- _TASK OBJECTIVE_
Find each line with the string "Eisenhower" and report it.

- _TASK MATERIAL_
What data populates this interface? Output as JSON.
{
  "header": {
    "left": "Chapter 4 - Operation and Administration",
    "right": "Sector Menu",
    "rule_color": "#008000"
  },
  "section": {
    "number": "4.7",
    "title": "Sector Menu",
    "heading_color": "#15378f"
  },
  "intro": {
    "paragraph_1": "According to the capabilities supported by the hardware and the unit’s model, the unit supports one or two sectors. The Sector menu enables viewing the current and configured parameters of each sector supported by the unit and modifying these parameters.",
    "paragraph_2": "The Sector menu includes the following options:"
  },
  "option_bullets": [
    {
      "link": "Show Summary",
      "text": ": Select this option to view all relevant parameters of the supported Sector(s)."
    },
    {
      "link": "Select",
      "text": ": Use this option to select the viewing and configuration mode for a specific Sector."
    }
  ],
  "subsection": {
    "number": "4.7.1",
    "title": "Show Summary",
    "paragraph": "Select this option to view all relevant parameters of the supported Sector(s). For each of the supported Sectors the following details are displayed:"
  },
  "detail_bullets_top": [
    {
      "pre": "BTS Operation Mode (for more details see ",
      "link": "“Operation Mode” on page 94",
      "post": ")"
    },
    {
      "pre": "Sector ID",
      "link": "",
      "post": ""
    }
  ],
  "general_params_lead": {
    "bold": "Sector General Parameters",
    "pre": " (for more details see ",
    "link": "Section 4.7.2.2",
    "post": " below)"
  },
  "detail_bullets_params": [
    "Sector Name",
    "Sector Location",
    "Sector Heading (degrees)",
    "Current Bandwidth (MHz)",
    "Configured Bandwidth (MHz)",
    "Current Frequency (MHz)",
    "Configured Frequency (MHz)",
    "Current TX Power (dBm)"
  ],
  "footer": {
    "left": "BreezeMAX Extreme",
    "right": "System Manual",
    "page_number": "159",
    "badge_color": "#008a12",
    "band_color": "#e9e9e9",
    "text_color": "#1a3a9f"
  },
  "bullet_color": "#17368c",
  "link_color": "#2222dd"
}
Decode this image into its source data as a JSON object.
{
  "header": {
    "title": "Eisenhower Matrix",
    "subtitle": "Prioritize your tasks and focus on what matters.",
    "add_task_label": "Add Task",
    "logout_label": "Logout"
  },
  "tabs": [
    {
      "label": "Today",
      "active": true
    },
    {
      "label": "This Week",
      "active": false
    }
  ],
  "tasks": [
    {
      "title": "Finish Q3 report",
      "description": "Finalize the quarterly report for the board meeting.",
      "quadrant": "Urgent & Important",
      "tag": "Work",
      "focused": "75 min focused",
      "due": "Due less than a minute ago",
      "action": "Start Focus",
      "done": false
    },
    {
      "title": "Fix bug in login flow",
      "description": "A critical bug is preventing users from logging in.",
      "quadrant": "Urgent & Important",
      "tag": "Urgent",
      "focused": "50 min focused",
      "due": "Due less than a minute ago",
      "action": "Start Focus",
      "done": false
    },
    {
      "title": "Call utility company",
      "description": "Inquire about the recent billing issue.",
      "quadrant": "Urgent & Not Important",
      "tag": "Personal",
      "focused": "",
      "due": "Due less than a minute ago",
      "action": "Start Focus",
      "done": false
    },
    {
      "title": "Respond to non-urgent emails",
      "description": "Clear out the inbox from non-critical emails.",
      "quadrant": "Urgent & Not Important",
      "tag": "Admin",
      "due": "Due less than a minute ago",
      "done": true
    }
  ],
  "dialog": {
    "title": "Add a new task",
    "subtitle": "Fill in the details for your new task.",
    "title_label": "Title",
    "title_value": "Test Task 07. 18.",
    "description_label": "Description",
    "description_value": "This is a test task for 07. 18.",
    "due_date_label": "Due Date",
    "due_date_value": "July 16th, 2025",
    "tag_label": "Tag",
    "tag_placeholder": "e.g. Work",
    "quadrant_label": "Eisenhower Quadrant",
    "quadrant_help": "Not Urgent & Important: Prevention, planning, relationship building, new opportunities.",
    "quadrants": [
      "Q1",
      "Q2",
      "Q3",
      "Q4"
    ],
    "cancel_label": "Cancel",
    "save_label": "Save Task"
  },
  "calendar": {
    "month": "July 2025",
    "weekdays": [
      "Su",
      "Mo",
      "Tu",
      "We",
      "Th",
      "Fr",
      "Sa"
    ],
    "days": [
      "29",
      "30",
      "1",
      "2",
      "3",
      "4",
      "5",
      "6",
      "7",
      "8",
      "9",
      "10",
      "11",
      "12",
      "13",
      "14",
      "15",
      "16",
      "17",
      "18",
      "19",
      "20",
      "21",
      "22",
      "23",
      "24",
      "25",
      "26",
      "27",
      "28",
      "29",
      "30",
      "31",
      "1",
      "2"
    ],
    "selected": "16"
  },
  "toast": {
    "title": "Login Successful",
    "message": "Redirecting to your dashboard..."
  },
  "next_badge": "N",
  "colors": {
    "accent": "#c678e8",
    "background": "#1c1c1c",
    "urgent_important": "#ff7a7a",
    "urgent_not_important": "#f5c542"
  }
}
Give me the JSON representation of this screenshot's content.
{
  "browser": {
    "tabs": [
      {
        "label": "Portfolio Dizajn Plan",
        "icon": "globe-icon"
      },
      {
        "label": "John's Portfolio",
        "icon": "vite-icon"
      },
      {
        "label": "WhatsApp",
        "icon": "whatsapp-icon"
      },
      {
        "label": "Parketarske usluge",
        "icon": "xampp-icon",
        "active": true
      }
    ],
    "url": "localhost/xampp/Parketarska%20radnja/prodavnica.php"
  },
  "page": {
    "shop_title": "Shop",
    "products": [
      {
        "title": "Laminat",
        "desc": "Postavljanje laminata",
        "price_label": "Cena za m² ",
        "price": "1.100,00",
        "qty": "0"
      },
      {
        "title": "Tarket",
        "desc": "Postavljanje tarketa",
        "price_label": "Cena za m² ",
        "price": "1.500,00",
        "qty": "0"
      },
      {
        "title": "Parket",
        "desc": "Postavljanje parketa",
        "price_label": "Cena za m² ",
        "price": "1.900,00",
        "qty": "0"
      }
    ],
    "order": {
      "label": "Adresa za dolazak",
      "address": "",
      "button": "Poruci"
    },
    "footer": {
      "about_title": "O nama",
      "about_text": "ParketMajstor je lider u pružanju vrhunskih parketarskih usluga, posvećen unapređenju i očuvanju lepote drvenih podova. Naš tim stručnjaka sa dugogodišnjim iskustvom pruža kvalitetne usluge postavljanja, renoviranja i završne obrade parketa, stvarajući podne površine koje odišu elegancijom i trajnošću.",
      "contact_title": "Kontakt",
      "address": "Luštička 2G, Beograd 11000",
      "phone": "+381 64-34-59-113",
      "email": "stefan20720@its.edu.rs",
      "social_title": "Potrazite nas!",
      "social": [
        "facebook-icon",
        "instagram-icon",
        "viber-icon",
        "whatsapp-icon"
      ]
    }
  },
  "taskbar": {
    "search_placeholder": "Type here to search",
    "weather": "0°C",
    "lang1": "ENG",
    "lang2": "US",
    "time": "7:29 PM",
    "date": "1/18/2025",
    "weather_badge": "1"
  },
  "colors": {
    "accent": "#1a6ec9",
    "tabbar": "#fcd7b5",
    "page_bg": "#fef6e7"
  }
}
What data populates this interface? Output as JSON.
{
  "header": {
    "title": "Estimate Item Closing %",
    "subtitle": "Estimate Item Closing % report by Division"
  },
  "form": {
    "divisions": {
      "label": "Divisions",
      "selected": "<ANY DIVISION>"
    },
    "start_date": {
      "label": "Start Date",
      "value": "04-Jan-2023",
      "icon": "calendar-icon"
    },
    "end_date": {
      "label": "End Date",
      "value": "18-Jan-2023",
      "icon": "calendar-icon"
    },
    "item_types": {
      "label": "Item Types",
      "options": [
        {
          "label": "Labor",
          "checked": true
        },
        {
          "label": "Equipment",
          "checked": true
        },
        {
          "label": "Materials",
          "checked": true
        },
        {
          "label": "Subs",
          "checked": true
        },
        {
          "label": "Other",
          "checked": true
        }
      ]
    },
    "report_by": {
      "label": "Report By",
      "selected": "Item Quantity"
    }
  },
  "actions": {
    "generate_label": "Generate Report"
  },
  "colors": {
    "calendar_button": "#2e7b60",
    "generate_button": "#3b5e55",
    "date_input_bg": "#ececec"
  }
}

- _ANSWER TO THIS PROBLEM_
    "title": "Eisenhower Matrix",
    "quadrant_label": "Eisenhower Quadrant",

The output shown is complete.